▶ _Materials provided_
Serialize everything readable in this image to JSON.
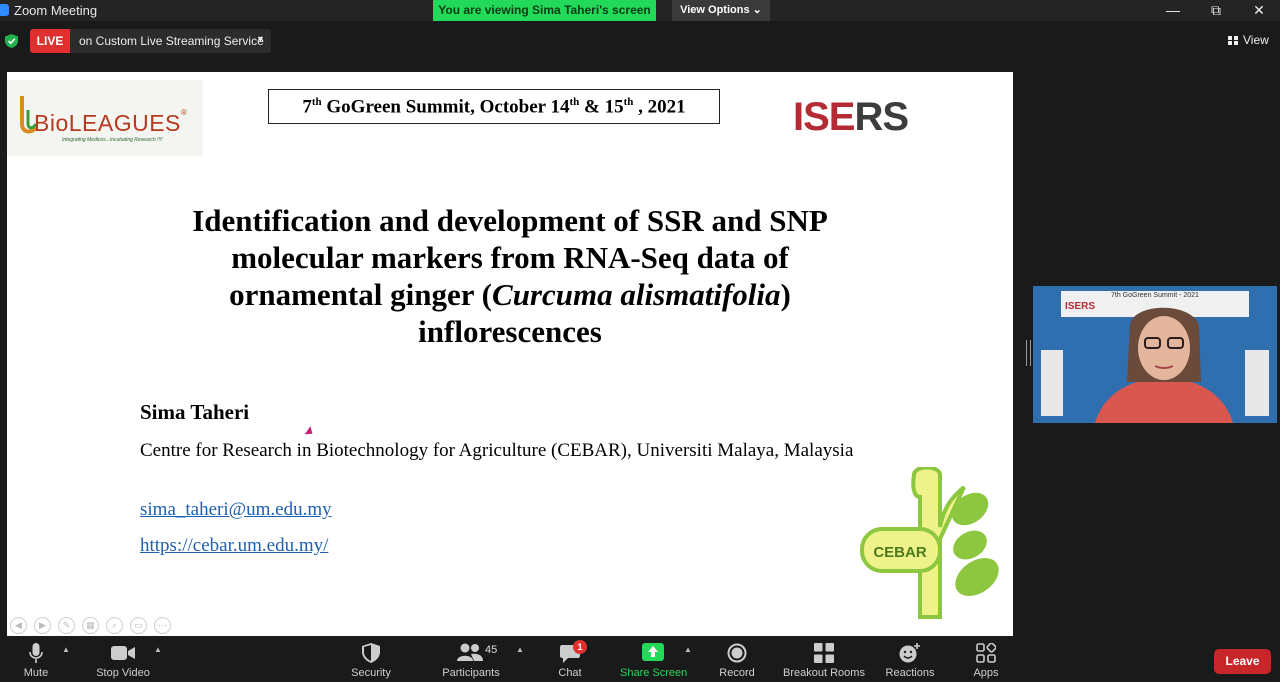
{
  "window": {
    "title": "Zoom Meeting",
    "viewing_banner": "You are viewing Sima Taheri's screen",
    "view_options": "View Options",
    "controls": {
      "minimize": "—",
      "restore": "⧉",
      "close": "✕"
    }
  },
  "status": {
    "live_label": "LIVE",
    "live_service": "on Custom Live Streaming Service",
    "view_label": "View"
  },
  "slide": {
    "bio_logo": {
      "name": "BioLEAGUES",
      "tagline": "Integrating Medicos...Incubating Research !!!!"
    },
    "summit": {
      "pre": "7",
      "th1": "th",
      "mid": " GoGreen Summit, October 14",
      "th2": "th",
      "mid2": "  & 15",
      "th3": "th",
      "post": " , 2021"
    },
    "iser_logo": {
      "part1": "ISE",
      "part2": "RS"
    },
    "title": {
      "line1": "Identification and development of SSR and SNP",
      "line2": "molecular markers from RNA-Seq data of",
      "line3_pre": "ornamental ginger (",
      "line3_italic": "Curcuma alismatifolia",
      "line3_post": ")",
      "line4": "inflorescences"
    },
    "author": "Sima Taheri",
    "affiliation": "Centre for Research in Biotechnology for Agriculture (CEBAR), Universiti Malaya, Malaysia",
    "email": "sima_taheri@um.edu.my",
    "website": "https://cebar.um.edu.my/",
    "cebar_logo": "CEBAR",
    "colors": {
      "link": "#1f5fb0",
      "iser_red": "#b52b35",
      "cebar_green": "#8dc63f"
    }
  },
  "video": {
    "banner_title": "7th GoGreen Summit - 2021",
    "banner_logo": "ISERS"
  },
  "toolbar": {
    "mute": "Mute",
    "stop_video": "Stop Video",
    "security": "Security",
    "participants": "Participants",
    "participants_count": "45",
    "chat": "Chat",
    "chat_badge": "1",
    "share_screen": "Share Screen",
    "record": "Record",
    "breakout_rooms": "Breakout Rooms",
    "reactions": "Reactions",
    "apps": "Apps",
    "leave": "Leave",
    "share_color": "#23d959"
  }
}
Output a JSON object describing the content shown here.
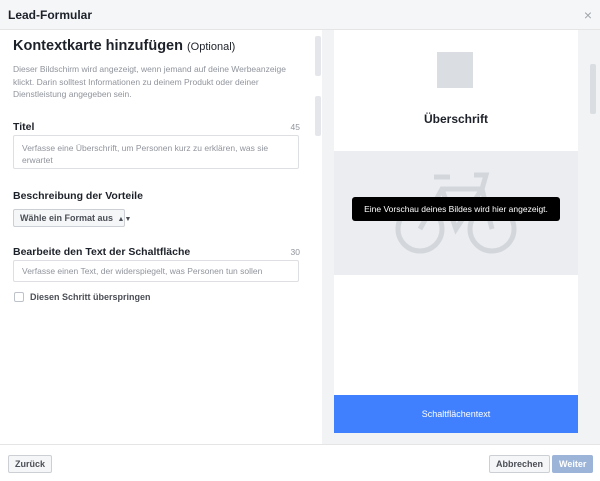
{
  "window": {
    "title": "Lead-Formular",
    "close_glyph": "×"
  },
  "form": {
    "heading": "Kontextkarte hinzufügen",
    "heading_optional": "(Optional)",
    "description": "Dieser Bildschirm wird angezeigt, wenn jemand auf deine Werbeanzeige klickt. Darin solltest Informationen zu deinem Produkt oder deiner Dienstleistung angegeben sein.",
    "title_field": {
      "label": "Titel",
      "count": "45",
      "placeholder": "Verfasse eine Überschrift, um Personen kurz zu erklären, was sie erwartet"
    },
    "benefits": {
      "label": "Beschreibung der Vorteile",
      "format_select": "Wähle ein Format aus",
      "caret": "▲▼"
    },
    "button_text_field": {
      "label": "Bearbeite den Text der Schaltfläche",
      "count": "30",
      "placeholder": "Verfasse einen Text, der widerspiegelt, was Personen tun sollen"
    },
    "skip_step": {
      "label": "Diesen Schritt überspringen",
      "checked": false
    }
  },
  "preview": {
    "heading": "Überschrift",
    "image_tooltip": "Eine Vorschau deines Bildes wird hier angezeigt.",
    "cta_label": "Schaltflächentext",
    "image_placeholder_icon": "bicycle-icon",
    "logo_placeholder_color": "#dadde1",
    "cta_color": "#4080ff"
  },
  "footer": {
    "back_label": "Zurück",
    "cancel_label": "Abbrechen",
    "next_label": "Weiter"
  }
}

▶ _Given request_
Repeat the listing verbatim. Skip the pictures.

▶ _Right answer_
Serialize everything readable in this image to JSON.
{
  "window": {
    "title": "Zoom Meeting",
    "viewing_banner": "You are viewing Sima Taheri's screen",
    "view_options": "View Options",
    "controls": {
      "minimize": "—",
      "restore": "⧉",
      "close": "✕"
    }
  },
  "status": {
    "live_label": "LIVE",
    "live_service": "on Custom Live Streaming Service",
    "view_label": "View"
  },
  "slide": {
    "bio_logo": {
      "name": "BioLEAGUES",
      "tagline": "Integrating Medicos...Incubating Research !!!!"
    },
    "summit": {
      "pre": "7",
      "th1": "th",
      "mid": " GoGreen Summit, October 14",
      "th2": "th",
      "mid2": "  & 15",
      "th3": "th",
      "post": " , 2021"
    },
    "iser_logo": {
      "part1": "ISE",
      "part2": "RS"
    },
    "title": {
      "line1": "Identification and development of SSR and SNP",
      "line2": "molecular markers from RNA-Seq data of",
      "line3_pre": "ornamental ginger (",
      "line3_italic": "Curcuma alismatifolia",
      "line3_post": ")",
      "line4": "inflorescences"
    },
    "author": "Sima Taheri",
    "affiliation": "Centre for Research in Biotechnology for Agriculture (CEBAR), Universiti Malaya, Malaysia",
    "email": "sima_taheri@um.edu.my",
    "website": "https://cebar.um.edu.my/",
    "cebar_logo": "CEBAR",
    "colors": {
      "link": "#1f5fb0",
      "iser_red": "#b52b35",
      "cebar_green": "#8dc63f"
    }
  },
  "video": {
    "banner_title": "7th GoGreen Summit - 2021",
    "banner_logo": "ISERS"
  },
  "toolbar": {
    "mute": "Mute",
    "stop_video": "Stop Video",
    "security": "Security",
    "participants": "Participants",
    "participants_count": "45",
    "chat": "Chat",
    "chat_badge": "1",
    "share_screen": "Share Screen",
    "record": "Record",
    "breakout_rooms": "Breakout Rooms",
    "reactions": "Reactions",
    "apps": "Apps",
    "leave": "Leave",
    "share_color": "#23d959"
  }
}
Output a JSON object describing the content shown here.
{
  "window": {
    "title": "Lead-Formular",
    "close_glyph": "×"
  },
  "form": {
    "heading": "Kontextkarte hinzufügen",
    "heading_optional": "(Optional)",
    "description": "Dieser Bildschirm wird angezeigt, wenn jemand auf deine Werbeanzeige klickt. Darin solltest Informationen zu deinem Produkt oder deiner Dienstleistung angegeben sein.",
    "title_field": {
      "label": "Titel",
      "count": "45",
      "placeholder": "Verfasse eine Überschrift, um Personen kurz zu erklären, was sie erwartet"
    },
    "benefits": {
      "label": "Beschreibung der Vorteile",
      "format_select": "Wähle ein Format aus",
      "caret": "▲▼"
    },
    "button_text_field": {
      "label": "Bearbeite den Text der Schaltfläche",
      "count": "30",
      "placeholder": "Verfasse einen Text, der widerspiegelt, was Personen tun sollen"
    },
    "skip_step": {
      "label": "Diesen Schritt überspringen",
      "checked": false
    }
  },
  "preview": {
    "heading": "Überschrift",
    "image_tooltip": "Eine Vorschau deines Bildes wird hier angezeigt.",
    "cta_label": "Schaltflächentext",
    "image_placeholder_icon": "bicycle-icon",
    "logo_placeholder_color": "#dadde1",
    "cta_color": "#4080ff"
  },
  "footer": {
    "back_label": "Zurück",
    "cancel_label": "Abbrechen",
    "next_label": "Weiter"
  }
}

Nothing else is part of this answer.